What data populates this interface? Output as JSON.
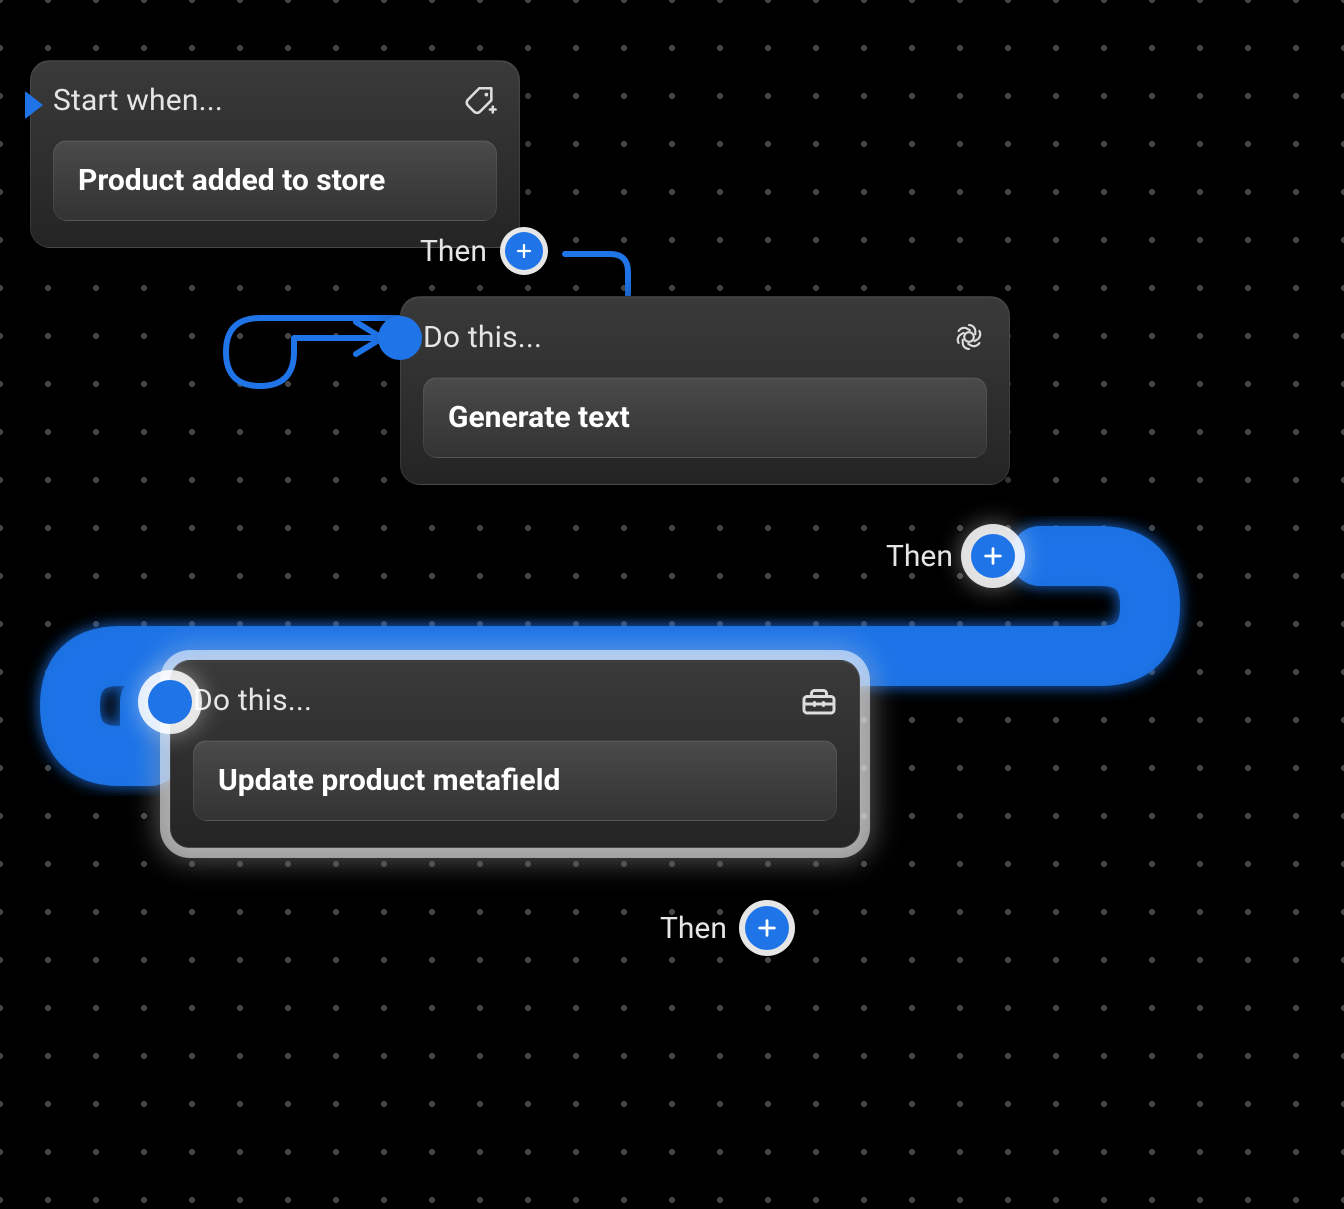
{
  "colors": {
    "accent": "#1f74e8",
    "card_bg_top": "#3a3a3a",
    "card_bg_bottom": "#242424",
    "text": "#ffffff",
    "background": "#000000"
  },
  "nodes": [
    {
      "id": "trigger",
      "header_label": "Start when...",
      "icon": "tag-plus",
      "body_label": "Product added to store",
      "then_label": "Then"
    },
    {
      "id": "action_generate_text",
      "header_label": "Do this...",
      "icon": "openai",
      "body_label": "Generate text",
      "then_label": "Then"
    },
    {
      "id": "action_update_metafield",
      "header_label": "Do this...",
      "icon": "toolbox",
      "body_label": "Update product metafield",
      "then_label": "Then"
    }
  ]
}
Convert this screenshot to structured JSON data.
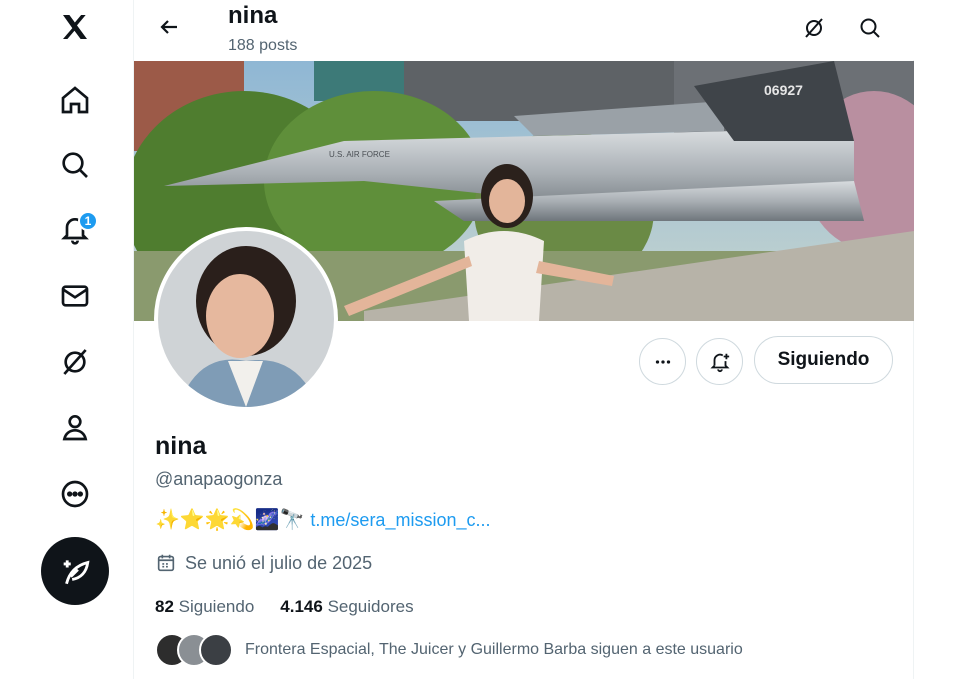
{
  "nav": {
    "items": [
      {
        "name": "x-logo-icon"
      },
      {
        "name": "home-icon"
      },
      {
        "name": "search-icon"
      },
      {
        "name": "bell-icon",
        "badge": "1"
      },
      {
        "name": "mail-icon"
      },
      {
        "name": "grok-icon"
      },
      {
        "name": "profile-icon"
      },
      {
        "name": "more-icon"
      }
    ],
    "compose_icon": "compose-feather-icon"
  },
  "header": {
    "title": "nina",
    "posts": "188 posts",
    "back_icon": "arrow-left-icon",
    "grok_icon": "grok-icon",
    "search_icon": "search-icon"
  },
  "banner": {
    "tail_number": "06927",
    "fuselage_text": "U.S. AIR FORCE"
  },
  "actions": {
    "more_icon": "more-horizontal-icon",
    "notify_icon": "bell-plus-icon",
    "follow_label": "Siguiendo"
  },
  "profile": {
    "name": "nina",
    "handle": "@anapaogonza",
    "bio_emojis": "✨⭐🌟💫🌌🔭",
    "bio_link": "t.me/sera_mission_c...",
    "joined": "Se unió el julio de 2025",
    "following_count": "82",
    "following_label": "Siguiendo",
    "followers_count": "4.146",
    "followers_label": "Seguidores",
    "mutuals_text": "Frontera Espacial, The Juicer y Guillermo Barba siguen a este usuario"
  },
  "colors": {
    "accent": "#1d9bf0",
    "text": "#0f1419",
    "secondary": "#536471"
  }
}
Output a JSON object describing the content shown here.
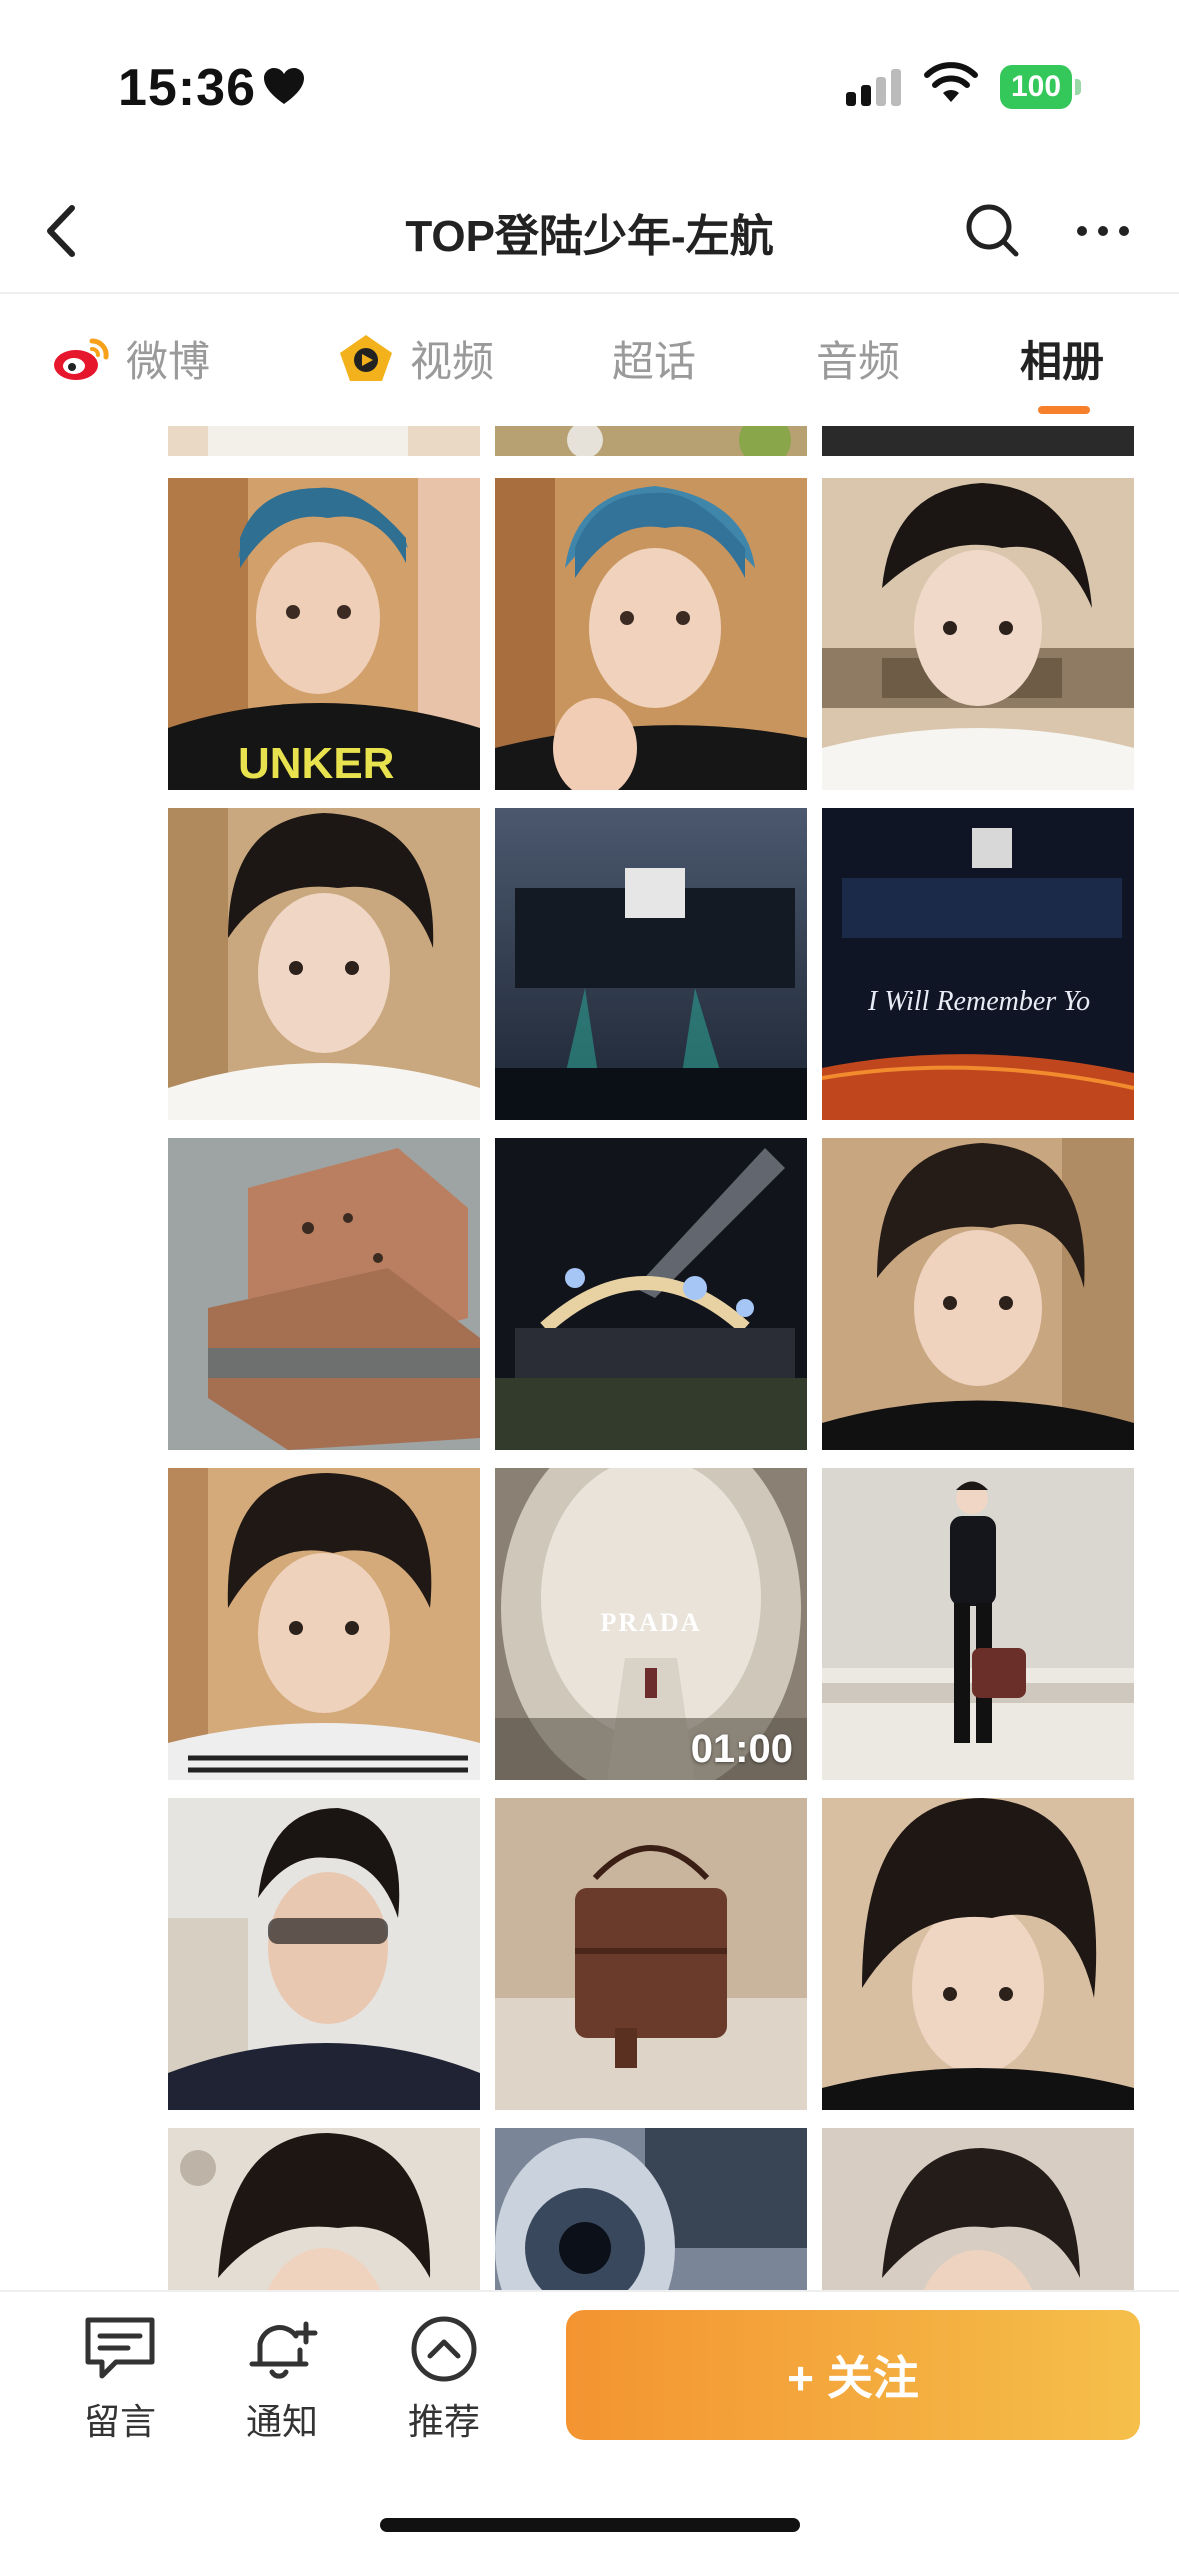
{
  "status_bar": {
    "time": "15:36",
    "battery": "100"
  },
  "nav": {
    "title": "TOP登陆少年-左航"
  },
  "tabs": [
    {
      "label": "微博",
      "icon": "weibo-logo-icon"
    },
    {
      "label": "视频",
      "icon": "video-icon"
    },
    {
      "label": "超话",
      "icon": ""
    },
    {
      "label": "音频",
      "icon": ""
    },
    {
      "label": "相册",
      "icon": "",
      "active": true
    }
  ],
  "album": {
    "video_duration": "01:00",
    "prada_text": "PRADA",
    "concert_text": "I Will Remember Yo"
  },
  "bottom": {
    "comment_label": "留言",
    "notify_label": "通知",
    "recommend_label": "推荐",
    "follow_label": "+ 关注"
  },
  "colors": {
    "accent": "#f7802c",
    "follow_gradient_start": "#f39431",
    "follow_gradient_end": "#f5bf4a",
    "battery": "#34c759"
  }
}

____________

**GOAL**
Quote exactly the lines from the line that contains "Output a JSON" through the last line of the listing, please, leaving out all pictures.

**ANSWER TO THE TASK**
Output a JSON object describing the content shown here.
{
  "status_bar": {
    "time": "15:36",
    "battery": "100"
  },
  "nav": {
    "title": "TOP登陆少年-左航"
  },
  "tabs": [
    {
      "label": "微博",
      "icon": "weibo-logo-icon"
    },
    {
      "label": "视频",
      "icon": "video-icon"
    },
    {
      "label": "超话",
      "icon": ""
    },
    {
      "label": "音频",
      "icon": ""
    },
    {
      "label": "相册",
      "icon": "",
      "active": true
    }
  ],
  "album": {
    "video_duration": "01:00",
    "prada_text": "PRADA",
    "concert_text": "I Will Remember Yo"
  },
  "bottom": {
    "comment_label": "留言",
    "notify_label": "通知",
    "recommend_label": "推荐",
    "follow_label": "+ 关注"
  },
  "colors": {
    "accent": "#f7802c",
    "follow_gradient_start": "#f39431",
    "follow_gradient_end": "#f5bf4a",
    "battery": "#34c759"
  }
}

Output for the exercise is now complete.